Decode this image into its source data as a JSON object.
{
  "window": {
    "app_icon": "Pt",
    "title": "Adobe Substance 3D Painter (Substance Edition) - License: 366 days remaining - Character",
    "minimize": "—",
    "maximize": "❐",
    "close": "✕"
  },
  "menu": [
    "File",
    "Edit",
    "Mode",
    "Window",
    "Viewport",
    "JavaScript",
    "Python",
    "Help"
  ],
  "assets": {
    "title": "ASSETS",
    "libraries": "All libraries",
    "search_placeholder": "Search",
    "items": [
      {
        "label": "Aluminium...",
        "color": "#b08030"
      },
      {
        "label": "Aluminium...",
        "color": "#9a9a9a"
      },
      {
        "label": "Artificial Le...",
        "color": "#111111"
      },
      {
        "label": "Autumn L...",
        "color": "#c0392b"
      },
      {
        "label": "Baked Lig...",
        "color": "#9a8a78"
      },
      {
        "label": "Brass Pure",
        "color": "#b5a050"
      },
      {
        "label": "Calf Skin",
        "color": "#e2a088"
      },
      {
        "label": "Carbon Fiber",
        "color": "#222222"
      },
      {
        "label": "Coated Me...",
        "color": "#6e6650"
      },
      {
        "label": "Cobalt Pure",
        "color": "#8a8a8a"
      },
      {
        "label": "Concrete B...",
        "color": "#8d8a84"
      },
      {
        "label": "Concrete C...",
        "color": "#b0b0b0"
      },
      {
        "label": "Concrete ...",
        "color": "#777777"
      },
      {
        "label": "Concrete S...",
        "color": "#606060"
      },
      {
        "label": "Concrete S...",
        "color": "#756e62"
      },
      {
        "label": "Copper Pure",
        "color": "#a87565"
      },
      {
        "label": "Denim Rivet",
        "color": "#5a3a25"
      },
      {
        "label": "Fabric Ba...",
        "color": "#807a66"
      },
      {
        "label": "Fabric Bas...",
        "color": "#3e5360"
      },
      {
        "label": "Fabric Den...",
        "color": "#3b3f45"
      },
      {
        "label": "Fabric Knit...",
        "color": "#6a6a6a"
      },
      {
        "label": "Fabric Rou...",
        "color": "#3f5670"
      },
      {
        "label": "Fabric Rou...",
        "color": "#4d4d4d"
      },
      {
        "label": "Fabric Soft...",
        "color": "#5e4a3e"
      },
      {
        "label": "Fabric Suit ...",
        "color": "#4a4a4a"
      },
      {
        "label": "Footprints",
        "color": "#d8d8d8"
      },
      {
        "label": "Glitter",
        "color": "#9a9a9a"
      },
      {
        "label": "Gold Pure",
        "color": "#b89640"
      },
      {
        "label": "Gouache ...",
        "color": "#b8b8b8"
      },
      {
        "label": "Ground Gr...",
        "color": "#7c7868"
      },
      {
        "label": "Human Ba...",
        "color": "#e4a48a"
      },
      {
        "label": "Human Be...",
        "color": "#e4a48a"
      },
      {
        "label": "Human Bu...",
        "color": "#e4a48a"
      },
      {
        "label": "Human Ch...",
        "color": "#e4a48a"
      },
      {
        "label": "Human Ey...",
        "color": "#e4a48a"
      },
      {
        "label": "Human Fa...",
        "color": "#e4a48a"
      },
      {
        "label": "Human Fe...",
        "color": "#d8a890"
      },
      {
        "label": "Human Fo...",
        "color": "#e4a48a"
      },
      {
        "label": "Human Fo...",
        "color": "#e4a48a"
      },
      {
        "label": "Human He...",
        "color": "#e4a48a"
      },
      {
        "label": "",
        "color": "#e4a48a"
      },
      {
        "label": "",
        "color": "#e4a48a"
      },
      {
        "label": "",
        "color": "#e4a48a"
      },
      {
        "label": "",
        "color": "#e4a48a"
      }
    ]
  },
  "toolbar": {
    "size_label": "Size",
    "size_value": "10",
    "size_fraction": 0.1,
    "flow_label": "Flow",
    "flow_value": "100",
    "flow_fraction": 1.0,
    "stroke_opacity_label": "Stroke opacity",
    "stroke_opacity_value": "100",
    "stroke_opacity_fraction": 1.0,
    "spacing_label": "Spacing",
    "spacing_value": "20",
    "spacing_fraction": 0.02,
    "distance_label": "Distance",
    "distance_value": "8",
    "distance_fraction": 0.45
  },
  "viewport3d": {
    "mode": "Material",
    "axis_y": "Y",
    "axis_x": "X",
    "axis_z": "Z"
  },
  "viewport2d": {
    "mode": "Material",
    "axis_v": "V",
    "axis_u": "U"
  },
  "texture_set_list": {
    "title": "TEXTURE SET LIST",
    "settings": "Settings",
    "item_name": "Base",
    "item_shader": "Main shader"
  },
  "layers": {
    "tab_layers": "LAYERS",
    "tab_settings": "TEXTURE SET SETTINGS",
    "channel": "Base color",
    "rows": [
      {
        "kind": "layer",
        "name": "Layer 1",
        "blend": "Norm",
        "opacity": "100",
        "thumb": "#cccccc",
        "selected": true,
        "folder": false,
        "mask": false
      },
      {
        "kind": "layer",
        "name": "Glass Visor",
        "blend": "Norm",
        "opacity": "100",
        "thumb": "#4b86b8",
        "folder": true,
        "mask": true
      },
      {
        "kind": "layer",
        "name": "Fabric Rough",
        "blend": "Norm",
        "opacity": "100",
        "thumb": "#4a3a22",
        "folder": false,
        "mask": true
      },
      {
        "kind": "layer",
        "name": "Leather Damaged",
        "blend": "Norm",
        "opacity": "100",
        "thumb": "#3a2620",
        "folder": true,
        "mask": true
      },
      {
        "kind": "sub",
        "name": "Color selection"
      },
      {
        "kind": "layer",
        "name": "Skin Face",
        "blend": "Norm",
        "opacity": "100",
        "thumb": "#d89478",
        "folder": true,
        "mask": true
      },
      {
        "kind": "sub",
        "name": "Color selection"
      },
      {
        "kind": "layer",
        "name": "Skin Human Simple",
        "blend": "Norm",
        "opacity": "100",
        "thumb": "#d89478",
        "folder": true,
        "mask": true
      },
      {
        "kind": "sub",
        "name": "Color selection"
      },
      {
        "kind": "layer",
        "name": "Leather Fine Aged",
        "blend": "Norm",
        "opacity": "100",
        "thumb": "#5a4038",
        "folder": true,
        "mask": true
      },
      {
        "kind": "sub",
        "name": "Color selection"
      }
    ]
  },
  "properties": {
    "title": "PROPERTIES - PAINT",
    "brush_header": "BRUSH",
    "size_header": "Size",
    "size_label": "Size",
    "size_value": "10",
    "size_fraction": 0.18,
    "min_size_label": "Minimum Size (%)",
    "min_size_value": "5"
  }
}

***

* [THE REQUEST] The lines above should be duplicated exactly.

* [SOLUTION]
Decode this image into its source data as a JSON object.
{
  "window": {
    "app_icon": "Pt",
    "title": "Adobe Substance 3D Painter (Substance Edition) - License: 366 days remaining - Character",
    "minimize": "—",
    "maximize": "❐",
    "close": "✕"
  },
  "menu": [
    "File",
    "Edit",
    "Mode",
    "Window",
    "Viewport",
    "JavaScript",
    "Python",
    "Help"
  ],
  "assets": {
    "title": "ASSETS",
    "libraries": "All libraries",
    "search_placeholder": "Search",
    "items": [
      {
        "label": "Aluminium...",
        "color": "#b08030"
      },
      {
        "label": "Aluminium...",
        "color": "#9a9a9a"
      },
      {
        "label": "Artificial Le...",
        "color": "#111111"
      },
      {
        "label": "Autumn L...",
        "color": "#c0392b"
      },
      {
        "label": "Baked Lig...",
        "color": "#9a8a78"
      },
      {
        "label": "Brass Pure",
        "color": "#b5a050"
      },
      {
        "label": "Calf Skin",
        "color": "#e2a088"
      },
      {
        "label": "Carbon Fiber",
        "color": "#222222"
      },
      {
        "label": "Coated Me...",
        "color": "#6e6650"
      },
      {
        "label": "Cobalt Pure",
        "color": "#8a8a8a"
      },
      {
        "label": "Concrete B...",
        "color": "#8d8a84"
      },
      {
        "label": "Concrete C...",
        "color": "#b0b0b0"
      },
      {
        "label": "Concrete ...",
        "color": "#777777"
      },
      {
        "label": "Concrete S...",
        "color": "#606060"
      },
      {
        "label": "Concrete S...",
        "color": "#756e62"
      },
      {
        "label": "Copper Pure",
        "color": "#a87565"
      },
      {
        "label": "Denim Rivet",
        "color": "#5a3a25"
      },
      {
        "label": "Fabric Ba...",
        "color": "#807a66"
      },
      {
        "label": "Fabric Bas...",
        "color": "#3e5360"
      },
      {
        "label": "Fabric Den...",
        "color": "#3b3f45"
      },
      {
        "label": "Fabric Knit...",
        "color": "#6a6a6a"
      },
      {
        "label": "Fabric Rou...",
        "color": "#3f5670"
      },
      {
        "label": "Fabric Rou...",
        "color": "#4d4d4d"
      },
      {
        "label": "Fabric Soft...",
        "color": "#5e4a3e"
      },
      {
        "label": "Fabric Suit ...",
        "color": "#4a4a4a"
      },
      {
        "label": "Footprints",
        "color": "#d8d8d8"
      },
      {
        "label": "Glitter",
        "color": "#9a9a9a"
      },
      {
        "label": "Gold Pure",
        "color": "#b89640"
      },
      {
        "label": "Gouache ...",
        "color": "#b8b8b8"
      },
      {
        "label": "Ground Gr...",
        "color": "#7c7868"
      },
      {
        "label": "Human Ba...",
        "color": "#e4a48a"
      },
      {
        "label": "Human Be...",
        "color": "#e4a48a"
      },
      {
        "label": "Human Bu...",
        "color": "#e4a48a"
      },
      {
        "label": "Human Ch...",
        "color": "#e4a48a"
      },
      {
        "label": "Human Ey...",
        "color": "#e4a48a"
      },
      {
        "label": "Human Fa...",
        "color": "#e4a48a"
      },
      {
        "label": "Human Fe...",
        "color": "#d8a890"
      },
      {
        "label": "Human Fo...",
        "color": "#e4a48a"
      },
      {
        "label": "Human Fo...",
        "color": "#e4a48a"
      },
      {
        "label": "Human He...",
        "color": "#e4a48a"
      },
      {
        "label": "",
        "color": "#e4a48a"
      },
      {
        "label": "",
        "color": "#e4a48a"
      },
      {
        "label": "",
        "color": "#e4a48a"
      },
      {
        "label": "",
        "color": "#e4a48a"
      }
    ]
  },
  "toolbar": {
    "size_label": "Size",
    "size_value": "10",
    "size_fraction": 0.1,
    "flow_label": "Flow",
    "flow_value": "100",
    "flow_fraction": 1.0,
    "stroke_opacity_label": "Stroke opacity",
    "stroke_opacity_value": "100",
    "stroke_opacity_fraction": 1.0,
    "spacing_label": "Spacing",
    "spacing_value": "20",
    "spacing_fraction": 0.02,
    "distance_label": "Distance",
    "distance_value": "8",
    "distance_fraction": 0.45
  },
  "viewport3d": {
    "mode": "Material",
    "axis_y": "Y",
    "axis_x": "X",
    "axis_z": "Z"
  },
  "viewport2d": {
    "mode": "Material",
    "axis_v": "V",
    "axis_u": "U"
  },
  "texture_set_list": {
    "title": "TEXTURE SET LIST",
    "settings": "Settings",
    "item_name": "Base",
    "item_shader": "Main shader"
  },
  "layers": {
    "tab_layers": "LAYERS",
    "tab_settings": "TEXTURE SET SETTINGS",
    "channel": "Base color",
    "rows": [
      {
        "kind": "layer",
        "name": "Layer 1",
        "blend": "Norm",
        "opacity": "100",
        "thumb": "#cccccc",
        "selected": true,
        "folder": false,
        "mask": false
      },
      {
        "kind": "layer",
        "name": "Glass Visor",
        "blend": "Norm",
        "opacity": "100",
        "thumb": "#4b86b8",
        "folder": true,
        "mask": true
      },
      {
        "kind": "layer",
        "name": "Fabric Rough",
        "blend": "Norm",
        "opacity": "100",
        "thumb": "#4a3a22",
        "folder": false,
        "mask": true
      },
      {
        "kind": "layer",
        "name": "Leather Damaged",
        "blend": "Norm",
        "opacity": "100",
        "thumb": "#3a2620",
        "folder": true,
        "mask": true
      },
      {
        "kind": "sub",
        "name": "Color selection"
      },
      {
        "kind": "layer",
        "name": "Skin Face",
        "blend": "Norm",
        "opacity": "100",
        "thumb": "#d89478",
        "folder": true,
        "mask": true
      },
      {
        "kind": "sub",
        "name": "Color selection"
      },
      {
        "kind": "layer",
        "name": "Skin Human Simple",
        "blend": "Norm",
        "opacity": "100",
        "thumb": "#d89478",
        "folder": true,
        "mask": true
      },
      {
        "kind": "sub",
        "name": "Color selection"
      },
      {
        "kind": "layer",
        "name": "Leather Fine Aged",
        "blend": "Norm",
        "opacity": "100",
        "thumb": "#5a4038",
        "folder": true,
        "mask": true
      },
      {
        "kind": "sub",
        "name": "Color selection"
      }
    ]
  },
  "properties": {
    "title": "PROPERTIES - PAINT",
    "brush_header": "BRUSH",
    "size_header": "Size",
    "size_label": "Size",
    "size_value": "10",
    "size_fraction": 0.18,
    "min_size_label": "Minimum Size (%)",
    "min_size_value": "5"
  }
}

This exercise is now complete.